▸ Short task
Extract all records. Keep each one exact.

# Start of Input for this task

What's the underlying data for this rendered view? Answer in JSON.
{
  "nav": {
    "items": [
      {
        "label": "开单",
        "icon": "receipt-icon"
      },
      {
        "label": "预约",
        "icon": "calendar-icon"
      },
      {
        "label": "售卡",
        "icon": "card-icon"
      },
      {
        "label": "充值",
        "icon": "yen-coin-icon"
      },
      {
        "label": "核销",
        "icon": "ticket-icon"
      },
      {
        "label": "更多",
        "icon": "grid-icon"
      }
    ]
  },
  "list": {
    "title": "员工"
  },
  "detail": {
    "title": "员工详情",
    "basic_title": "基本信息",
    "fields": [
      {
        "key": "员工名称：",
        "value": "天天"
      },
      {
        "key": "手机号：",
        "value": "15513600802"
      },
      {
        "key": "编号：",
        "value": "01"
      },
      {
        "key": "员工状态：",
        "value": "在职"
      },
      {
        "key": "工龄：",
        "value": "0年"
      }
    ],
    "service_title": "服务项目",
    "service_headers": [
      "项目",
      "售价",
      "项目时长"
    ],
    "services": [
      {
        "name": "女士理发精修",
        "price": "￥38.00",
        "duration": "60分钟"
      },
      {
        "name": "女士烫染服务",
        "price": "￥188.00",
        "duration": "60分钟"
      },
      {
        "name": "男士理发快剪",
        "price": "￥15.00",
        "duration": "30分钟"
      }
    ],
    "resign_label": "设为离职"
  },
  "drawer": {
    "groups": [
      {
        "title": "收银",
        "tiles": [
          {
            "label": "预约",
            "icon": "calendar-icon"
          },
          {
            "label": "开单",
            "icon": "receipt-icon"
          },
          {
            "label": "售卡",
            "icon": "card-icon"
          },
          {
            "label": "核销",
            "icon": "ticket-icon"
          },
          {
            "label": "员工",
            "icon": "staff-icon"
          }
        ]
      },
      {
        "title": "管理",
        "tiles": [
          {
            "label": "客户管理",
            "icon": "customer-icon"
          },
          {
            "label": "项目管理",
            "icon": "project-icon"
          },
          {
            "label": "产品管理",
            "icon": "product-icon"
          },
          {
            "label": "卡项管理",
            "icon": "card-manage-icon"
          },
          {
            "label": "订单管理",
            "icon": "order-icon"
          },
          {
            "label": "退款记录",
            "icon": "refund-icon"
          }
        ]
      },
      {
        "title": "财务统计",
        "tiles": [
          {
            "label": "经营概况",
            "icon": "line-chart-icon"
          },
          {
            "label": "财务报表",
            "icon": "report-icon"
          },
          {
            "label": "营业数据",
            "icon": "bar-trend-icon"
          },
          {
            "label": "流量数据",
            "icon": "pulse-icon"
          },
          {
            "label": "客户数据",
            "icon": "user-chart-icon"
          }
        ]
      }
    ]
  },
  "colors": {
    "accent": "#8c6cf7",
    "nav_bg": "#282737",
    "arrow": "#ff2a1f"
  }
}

# End of Input for this task

▸ Correct response
What's the underlying data for this rendered view? Answer in JSON.
{
  "nav": {
    "items": [
      {
        "label": "开单",
        "icon": "receipt-icon"
      },
      {
        "label": "预约",
        "icon": "calendar-icon"
      },
      {
        "label": "售卡",
        "icon": "card-icon"
      },
      {
        "label": "充值",
        "icon": "yen-coin-icon"
      },
      {
        "label": "核销",
        "icon": "ticket-icon"
      },
      {
        "label": "更多",
        "icon": "grid-icon"
      }
    ]
  },
  "list": {
    "title": "员工"
  },
  "detail": {
    "title": "员工详情",
    "basic_title": "基本信息",
    "fields": [
      {
        "key": "员工名称：",
        "value": "天天"
      },
      {
        "key": "手机号：",
        "value": "15513600802"
      },
      {
        "key": "编号：",
        "value": "01"
      },
      {
        "key": "员工状态：",
        "value": "在职"
      },
      {
        "key": "工龄：",
        "value": "0年"
      }
    ],
    "service_title": "服务项目",
    "service_headers": [
      "项目",
      "售价",
      "项目时长"
    ],
    "services": [
      {
        "name": "女士理发精修",
        "price": "￥38.00",
        "duration": "60分钟"
      },
      {
        "name": "女士烫染服务",
        "price": "￥188.00",
        "duration": "60分钟"
      },
      {
        "name": "男士理发快剪",
        "price": "￥15.00",
        "duration": "30分钟"
      }
    ],
    "resign_label": "设为离职"
  },
  "drawer": {
    "groups": [
      {
        "title": "收银",
        "tiles": [
          {
            "label": "预约",
            "icon": "calendar-icon"
          },
          {
            "label": "开单",
            "icon": "receipt-icon"
          },
          {
            "label": "售卡",
            "icon": "card-icon"
          },
          {
            "label": "核销",
            "icon": "ticket-icon"
          },
          {
            "label": "员工",
            "icon": "staff-icon"
          }
        ]
      },
      {
        "title": "管理",
        "tiles": [
          {
            "label": "客户管理",
            "icon": "customer-icon"
          },
          {
            "label": "项目管理",
            "icon": "project-icon"
          },
          {
            "label": "产品管理",
            "icon": "product-icon"
          },
          {
            "label": "卡项管理",
            "icon": "card-manage-icon"
          },
          {
            "label": "订单管理",
            "icon": "order-icon"
          },
          {
            "label": "退款记录",
            "icon": "refund-icon"
          }
        ]
      },
      {
        "title": "财务统计",
        "tiles": [
          {
            "label": "经营概况",
            "icon": "line-chart-icon"
          },
          {
            "label": "财务报表",
            "icon": "report-icon"
          },
          {
            "label": "营业数据",
            "icon": "bar-trend-icon"
          },
          {
            "label": "流量数据",
            "icon": "pulse-icon"
          },
          {
            "label": "客户数据",
            "icon": "user-chart-icon"
          }
        ]
      }
    ]
  },
  "colors": {
    "accent": "#8c6cf7",
    "nav_bg": "#282737",
    "arrow": "#ff2a1f"
  }
}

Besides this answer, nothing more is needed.